**Task goal**
Lines that hold the word "name" should be located and copied.

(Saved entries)
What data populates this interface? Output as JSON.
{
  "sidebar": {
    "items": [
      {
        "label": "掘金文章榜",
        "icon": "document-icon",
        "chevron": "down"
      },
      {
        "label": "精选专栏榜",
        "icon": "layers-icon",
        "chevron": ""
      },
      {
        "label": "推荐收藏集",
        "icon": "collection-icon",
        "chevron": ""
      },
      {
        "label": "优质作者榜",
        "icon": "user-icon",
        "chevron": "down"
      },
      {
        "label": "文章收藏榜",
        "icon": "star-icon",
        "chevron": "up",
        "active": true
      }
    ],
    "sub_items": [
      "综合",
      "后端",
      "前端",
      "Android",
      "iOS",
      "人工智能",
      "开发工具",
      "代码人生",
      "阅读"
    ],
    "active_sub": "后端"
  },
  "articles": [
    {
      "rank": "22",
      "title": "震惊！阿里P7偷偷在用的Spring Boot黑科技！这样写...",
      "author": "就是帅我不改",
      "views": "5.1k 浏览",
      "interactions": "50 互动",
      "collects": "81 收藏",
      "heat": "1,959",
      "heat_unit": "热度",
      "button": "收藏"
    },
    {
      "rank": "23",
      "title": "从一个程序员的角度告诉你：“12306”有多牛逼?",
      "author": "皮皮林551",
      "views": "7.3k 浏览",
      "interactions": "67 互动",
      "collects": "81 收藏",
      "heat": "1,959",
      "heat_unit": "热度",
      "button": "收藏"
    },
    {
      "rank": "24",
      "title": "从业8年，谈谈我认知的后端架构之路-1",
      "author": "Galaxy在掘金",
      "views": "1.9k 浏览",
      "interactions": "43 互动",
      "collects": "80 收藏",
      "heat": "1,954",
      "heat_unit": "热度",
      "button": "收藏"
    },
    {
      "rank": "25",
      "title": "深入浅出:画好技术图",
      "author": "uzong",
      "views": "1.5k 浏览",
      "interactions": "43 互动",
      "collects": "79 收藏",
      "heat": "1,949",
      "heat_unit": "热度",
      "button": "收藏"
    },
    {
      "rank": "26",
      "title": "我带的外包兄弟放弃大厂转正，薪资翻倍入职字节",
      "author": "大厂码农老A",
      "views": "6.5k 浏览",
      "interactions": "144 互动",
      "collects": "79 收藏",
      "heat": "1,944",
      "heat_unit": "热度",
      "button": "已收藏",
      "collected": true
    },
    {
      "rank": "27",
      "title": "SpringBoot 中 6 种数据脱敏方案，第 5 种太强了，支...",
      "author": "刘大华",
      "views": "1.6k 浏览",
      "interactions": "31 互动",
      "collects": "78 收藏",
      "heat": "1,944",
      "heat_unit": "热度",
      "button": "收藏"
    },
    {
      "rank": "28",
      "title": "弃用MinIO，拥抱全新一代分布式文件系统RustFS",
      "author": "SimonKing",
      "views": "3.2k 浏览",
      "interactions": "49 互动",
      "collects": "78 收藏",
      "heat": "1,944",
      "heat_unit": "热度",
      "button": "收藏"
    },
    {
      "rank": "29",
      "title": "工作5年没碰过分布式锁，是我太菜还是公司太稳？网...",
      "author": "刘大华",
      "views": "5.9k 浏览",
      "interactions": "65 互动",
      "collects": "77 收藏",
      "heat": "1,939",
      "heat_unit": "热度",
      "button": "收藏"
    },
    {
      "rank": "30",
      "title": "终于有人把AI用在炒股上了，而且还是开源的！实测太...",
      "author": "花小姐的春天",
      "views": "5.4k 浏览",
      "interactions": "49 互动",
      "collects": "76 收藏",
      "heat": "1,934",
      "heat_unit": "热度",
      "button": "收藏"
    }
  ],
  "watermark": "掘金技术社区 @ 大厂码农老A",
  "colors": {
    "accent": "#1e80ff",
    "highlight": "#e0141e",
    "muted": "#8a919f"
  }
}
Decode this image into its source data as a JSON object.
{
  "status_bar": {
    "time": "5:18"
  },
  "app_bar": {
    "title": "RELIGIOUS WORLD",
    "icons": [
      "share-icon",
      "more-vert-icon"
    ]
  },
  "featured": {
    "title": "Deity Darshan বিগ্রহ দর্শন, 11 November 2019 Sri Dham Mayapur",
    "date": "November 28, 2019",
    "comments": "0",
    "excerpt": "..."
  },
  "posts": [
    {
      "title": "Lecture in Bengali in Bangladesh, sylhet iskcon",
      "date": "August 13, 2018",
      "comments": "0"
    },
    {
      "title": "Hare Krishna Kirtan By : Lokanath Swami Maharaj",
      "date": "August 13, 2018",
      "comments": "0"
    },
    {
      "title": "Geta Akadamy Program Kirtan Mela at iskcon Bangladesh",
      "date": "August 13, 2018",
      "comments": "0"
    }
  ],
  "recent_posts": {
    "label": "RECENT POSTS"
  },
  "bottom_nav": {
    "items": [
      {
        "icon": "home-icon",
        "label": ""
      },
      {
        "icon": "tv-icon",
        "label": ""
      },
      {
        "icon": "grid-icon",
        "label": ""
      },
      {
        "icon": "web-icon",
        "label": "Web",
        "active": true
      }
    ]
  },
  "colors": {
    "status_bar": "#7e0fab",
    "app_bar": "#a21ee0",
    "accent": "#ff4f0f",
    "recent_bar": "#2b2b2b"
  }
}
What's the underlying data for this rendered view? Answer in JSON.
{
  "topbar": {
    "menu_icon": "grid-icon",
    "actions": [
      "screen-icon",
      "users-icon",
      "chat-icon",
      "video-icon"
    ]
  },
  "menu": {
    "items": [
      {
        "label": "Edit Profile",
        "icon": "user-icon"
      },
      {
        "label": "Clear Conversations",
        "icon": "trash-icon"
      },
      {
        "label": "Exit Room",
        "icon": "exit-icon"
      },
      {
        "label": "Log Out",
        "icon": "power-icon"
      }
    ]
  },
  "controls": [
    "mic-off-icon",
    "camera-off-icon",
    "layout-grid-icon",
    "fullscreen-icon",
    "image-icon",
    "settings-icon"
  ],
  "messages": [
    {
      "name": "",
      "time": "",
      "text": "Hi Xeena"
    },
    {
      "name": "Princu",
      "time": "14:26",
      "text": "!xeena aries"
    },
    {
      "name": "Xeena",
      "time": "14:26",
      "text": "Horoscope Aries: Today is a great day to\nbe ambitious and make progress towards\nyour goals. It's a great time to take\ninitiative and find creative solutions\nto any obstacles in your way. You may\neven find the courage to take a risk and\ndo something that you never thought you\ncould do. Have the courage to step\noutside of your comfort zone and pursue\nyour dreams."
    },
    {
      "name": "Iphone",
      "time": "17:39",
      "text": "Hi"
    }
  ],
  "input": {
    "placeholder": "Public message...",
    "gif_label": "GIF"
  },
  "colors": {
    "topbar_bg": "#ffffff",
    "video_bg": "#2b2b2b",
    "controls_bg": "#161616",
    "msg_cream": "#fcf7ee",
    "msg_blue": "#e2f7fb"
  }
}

**Response to this exercise**
      "name": "",
      "name": "Princu",
      "name": "Xeena",
      "name": "Iphone",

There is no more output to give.